:: Written exercise ::
Return all lines that include the string "date".

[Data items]
______

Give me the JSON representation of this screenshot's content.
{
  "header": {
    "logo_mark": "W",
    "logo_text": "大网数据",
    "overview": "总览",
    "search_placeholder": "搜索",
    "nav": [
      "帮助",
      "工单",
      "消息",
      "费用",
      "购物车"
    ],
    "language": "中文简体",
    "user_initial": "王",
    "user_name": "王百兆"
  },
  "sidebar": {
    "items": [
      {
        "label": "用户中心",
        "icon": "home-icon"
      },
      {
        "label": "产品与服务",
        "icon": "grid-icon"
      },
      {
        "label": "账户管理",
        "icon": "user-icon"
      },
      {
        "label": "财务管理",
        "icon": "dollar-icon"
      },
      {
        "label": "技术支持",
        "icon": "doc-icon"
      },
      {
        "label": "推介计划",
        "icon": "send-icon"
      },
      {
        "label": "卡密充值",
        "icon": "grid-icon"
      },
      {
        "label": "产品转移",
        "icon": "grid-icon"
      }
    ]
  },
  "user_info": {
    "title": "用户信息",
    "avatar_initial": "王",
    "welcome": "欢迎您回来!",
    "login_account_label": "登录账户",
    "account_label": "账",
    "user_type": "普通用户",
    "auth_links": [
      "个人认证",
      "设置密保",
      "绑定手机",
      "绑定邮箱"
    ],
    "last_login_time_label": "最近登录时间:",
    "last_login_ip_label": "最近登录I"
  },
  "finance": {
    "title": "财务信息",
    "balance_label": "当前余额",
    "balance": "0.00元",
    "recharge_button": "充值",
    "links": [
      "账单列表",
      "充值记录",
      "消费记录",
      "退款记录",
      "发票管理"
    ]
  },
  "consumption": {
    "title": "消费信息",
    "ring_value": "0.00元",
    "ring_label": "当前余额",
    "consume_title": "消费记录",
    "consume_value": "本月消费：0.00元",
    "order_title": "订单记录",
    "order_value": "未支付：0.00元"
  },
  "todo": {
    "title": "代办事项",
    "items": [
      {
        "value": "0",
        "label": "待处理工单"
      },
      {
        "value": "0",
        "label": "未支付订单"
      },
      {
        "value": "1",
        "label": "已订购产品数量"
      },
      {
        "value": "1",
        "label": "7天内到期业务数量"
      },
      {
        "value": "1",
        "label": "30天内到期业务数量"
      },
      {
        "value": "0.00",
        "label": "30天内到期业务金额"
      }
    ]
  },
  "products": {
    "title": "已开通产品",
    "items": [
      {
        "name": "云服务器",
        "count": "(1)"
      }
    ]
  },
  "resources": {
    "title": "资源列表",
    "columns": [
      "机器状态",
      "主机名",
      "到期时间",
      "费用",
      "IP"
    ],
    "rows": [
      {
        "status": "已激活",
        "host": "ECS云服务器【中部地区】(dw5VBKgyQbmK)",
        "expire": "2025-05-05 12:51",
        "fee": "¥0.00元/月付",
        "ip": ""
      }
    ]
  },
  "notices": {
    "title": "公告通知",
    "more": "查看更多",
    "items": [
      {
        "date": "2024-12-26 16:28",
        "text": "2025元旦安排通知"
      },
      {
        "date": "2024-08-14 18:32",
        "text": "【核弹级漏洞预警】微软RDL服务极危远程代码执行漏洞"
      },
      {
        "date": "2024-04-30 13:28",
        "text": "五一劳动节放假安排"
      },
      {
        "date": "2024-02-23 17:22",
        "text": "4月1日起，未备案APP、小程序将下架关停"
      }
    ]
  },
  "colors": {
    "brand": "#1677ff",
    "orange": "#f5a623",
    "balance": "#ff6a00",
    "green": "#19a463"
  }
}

______

:: The solution ::
        "date": "2024-12-26 16:28",
        "date": "2024-08-14 18:32",
        "date": "2024-04-30 13:28",
        "date": "2024-02-23 17:22",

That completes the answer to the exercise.